→ **THE TASK**
Copy each line with the word "this" in it.

→ **EXCERPTED RECORDS**
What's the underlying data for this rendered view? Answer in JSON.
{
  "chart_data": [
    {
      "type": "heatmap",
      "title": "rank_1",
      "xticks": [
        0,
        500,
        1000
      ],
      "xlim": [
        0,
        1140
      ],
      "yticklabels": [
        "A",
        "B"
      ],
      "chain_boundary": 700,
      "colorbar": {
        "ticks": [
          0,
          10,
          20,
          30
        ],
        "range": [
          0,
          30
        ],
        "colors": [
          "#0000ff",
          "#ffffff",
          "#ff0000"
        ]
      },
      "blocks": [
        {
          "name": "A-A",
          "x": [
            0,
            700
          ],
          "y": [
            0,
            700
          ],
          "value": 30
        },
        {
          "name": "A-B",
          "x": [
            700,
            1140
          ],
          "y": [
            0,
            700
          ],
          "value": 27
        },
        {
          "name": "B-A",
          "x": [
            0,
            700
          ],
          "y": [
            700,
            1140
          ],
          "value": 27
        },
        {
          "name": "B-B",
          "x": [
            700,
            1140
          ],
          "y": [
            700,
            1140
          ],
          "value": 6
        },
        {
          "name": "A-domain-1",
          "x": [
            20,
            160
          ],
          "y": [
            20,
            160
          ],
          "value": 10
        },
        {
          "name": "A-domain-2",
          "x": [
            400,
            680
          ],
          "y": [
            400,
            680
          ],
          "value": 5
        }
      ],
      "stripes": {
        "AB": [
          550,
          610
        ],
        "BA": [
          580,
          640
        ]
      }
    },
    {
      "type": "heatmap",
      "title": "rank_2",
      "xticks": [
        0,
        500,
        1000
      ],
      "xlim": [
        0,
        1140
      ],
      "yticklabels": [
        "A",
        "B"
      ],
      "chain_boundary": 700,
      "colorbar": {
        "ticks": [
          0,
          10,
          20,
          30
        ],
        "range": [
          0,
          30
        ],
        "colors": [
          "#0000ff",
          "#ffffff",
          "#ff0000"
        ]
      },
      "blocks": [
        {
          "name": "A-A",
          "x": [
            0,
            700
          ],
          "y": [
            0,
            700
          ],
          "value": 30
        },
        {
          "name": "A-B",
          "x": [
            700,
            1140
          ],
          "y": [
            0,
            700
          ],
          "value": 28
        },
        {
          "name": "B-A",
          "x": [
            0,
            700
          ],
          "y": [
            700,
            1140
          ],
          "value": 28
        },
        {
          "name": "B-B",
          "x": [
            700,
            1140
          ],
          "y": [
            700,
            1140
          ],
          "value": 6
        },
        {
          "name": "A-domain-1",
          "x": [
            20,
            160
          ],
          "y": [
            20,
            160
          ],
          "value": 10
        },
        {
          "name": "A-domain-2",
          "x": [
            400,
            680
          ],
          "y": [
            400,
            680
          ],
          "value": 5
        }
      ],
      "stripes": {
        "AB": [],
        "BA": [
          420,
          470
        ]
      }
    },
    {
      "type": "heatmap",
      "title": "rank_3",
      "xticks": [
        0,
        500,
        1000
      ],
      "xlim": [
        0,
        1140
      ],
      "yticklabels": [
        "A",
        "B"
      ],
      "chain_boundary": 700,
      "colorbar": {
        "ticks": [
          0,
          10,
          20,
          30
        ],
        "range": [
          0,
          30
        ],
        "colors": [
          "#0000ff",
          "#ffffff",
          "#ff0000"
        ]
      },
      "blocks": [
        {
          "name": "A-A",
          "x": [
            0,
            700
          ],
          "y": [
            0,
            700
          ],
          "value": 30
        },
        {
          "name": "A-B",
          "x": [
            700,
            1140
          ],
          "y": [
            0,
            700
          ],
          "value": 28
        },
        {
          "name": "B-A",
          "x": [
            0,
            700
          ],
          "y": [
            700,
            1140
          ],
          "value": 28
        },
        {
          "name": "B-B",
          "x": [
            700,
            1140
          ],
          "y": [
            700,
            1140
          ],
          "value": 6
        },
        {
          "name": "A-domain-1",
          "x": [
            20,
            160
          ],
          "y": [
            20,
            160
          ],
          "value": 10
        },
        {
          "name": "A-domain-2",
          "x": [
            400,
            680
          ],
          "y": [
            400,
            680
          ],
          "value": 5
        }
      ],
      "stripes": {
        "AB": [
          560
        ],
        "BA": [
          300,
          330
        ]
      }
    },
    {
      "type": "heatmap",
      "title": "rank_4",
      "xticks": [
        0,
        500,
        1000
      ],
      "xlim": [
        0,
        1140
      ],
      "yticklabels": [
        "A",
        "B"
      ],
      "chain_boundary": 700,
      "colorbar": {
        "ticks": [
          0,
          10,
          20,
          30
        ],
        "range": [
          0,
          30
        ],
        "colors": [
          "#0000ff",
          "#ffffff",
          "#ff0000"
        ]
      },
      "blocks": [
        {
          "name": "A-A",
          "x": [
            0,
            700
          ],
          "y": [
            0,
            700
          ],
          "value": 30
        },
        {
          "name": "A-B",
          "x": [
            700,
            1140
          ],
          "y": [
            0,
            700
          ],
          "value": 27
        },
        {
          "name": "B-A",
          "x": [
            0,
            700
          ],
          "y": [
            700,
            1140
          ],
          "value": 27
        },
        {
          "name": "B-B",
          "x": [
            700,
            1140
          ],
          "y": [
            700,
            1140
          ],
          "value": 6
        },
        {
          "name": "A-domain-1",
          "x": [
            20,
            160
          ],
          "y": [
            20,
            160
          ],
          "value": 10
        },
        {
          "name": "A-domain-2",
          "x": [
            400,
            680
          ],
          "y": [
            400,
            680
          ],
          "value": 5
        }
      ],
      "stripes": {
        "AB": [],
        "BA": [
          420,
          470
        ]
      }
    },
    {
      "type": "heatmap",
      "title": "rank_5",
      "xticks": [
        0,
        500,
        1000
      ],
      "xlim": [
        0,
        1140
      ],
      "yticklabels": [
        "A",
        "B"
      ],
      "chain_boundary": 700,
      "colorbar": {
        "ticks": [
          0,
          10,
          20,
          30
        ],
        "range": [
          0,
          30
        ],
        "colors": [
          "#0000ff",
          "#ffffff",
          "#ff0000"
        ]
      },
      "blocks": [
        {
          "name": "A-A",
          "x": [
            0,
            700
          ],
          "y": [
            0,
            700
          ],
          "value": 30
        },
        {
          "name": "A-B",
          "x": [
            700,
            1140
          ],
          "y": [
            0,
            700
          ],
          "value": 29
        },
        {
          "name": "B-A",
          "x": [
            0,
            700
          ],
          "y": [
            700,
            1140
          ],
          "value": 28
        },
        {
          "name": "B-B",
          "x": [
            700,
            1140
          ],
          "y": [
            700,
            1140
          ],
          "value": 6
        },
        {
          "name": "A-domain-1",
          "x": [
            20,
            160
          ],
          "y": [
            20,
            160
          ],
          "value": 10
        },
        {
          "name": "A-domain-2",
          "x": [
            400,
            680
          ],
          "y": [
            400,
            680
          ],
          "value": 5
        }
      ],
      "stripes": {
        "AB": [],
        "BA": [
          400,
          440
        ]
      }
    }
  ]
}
* * *
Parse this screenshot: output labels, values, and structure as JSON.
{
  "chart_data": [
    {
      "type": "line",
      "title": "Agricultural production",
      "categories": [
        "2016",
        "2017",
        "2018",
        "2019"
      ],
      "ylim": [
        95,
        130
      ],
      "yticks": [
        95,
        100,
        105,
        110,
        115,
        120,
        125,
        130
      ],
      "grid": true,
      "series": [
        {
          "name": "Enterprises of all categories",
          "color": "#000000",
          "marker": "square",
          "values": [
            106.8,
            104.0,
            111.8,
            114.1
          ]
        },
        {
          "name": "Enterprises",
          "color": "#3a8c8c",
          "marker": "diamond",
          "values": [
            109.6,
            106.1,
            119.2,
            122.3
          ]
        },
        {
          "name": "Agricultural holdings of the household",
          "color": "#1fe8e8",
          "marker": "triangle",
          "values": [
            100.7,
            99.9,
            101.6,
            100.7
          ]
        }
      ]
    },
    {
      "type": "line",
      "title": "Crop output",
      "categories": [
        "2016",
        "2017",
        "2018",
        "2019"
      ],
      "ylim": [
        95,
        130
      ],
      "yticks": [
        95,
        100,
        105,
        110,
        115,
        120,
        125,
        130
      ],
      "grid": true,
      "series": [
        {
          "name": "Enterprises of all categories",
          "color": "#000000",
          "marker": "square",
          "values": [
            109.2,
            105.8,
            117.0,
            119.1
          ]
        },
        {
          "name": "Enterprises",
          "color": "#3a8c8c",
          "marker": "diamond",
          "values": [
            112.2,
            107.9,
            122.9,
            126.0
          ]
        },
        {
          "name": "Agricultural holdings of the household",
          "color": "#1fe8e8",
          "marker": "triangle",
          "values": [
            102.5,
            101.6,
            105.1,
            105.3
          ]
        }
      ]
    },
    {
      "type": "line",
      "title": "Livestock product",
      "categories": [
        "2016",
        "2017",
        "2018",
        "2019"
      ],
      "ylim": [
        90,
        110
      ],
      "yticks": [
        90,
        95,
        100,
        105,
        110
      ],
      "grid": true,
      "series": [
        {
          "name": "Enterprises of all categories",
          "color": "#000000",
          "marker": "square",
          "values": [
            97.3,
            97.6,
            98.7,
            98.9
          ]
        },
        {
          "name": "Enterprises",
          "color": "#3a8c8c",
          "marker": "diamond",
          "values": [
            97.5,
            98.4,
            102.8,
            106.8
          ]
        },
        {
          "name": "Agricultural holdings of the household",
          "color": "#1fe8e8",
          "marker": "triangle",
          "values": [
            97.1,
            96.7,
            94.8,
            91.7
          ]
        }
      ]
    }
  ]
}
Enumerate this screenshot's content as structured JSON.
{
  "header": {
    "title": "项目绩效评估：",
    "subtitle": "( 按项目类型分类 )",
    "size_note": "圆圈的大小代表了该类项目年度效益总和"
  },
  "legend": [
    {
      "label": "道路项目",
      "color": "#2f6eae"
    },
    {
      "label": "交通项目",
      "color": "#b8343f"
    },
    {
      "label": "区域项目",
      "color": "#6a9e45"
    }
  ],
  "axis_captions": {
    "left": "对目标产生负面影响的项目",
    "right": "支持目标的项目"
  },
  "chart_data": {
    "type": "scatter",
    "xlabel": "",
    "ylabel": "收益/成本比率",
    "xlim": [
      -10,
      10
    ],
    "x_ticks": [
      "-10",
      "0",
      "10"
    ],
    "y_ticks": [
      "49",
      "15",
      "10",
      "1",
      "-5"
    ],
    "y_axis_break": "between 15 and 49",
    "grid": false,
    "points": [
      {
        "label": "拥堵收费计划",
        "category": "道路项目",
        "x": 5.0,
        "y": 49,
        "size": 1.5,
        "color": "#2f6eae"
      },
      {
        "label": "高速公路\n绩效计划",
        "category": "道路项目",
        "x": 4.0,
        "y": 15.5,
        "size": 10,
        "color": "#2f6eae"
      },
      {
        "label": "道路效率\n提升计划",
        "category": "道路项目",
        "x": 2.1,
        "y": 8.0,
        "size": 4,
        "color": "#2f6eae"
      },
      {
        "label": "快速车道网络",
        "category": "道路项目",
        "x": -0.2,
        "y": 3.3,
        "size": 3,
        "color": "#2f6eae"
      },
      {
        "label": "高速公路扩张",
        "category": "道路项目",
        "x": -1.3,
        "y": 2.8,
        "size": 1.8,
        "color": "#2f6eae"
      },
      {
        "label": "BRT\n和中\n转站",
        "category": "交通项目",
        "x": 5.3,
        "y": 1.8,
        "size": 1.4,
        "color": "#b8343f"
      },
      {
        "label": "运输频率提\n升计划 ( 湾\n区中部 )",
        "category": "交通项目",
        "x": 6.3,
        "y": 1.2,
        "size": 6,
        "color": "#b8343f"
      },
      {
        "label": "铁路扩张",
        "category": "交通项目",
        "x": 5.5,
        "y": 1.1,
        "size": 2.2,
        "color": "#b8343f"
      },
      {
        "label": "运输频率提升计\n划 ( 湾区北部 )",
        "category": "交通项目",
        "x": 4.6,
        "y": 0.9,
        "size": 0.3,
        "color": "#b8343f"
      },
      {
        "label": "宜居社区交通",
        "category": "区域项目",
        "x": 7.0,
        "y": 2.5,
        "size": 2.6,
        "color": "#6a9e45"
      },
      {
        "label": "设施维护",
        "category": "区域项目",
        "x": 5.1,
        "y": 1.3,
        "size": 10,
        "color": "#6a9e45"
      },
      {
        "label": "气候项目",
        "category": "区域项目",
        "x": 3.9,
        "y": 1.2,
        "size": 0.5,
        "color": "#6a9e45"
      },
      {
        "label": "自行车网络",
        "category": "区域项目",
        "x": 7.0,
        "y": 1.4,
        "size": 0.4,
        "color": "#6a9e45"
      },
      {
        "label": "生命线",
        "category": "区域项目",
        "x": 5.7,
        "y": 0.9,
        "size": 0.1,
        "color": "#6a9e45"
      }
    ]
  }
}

→ **TASK RESPONSE**
What's the underlying data for this rendered view? Answer in JSON.
Parse this screenshot: output labels, values, and structure as JSON.
Enumerate this screenshot's content as structured JSON.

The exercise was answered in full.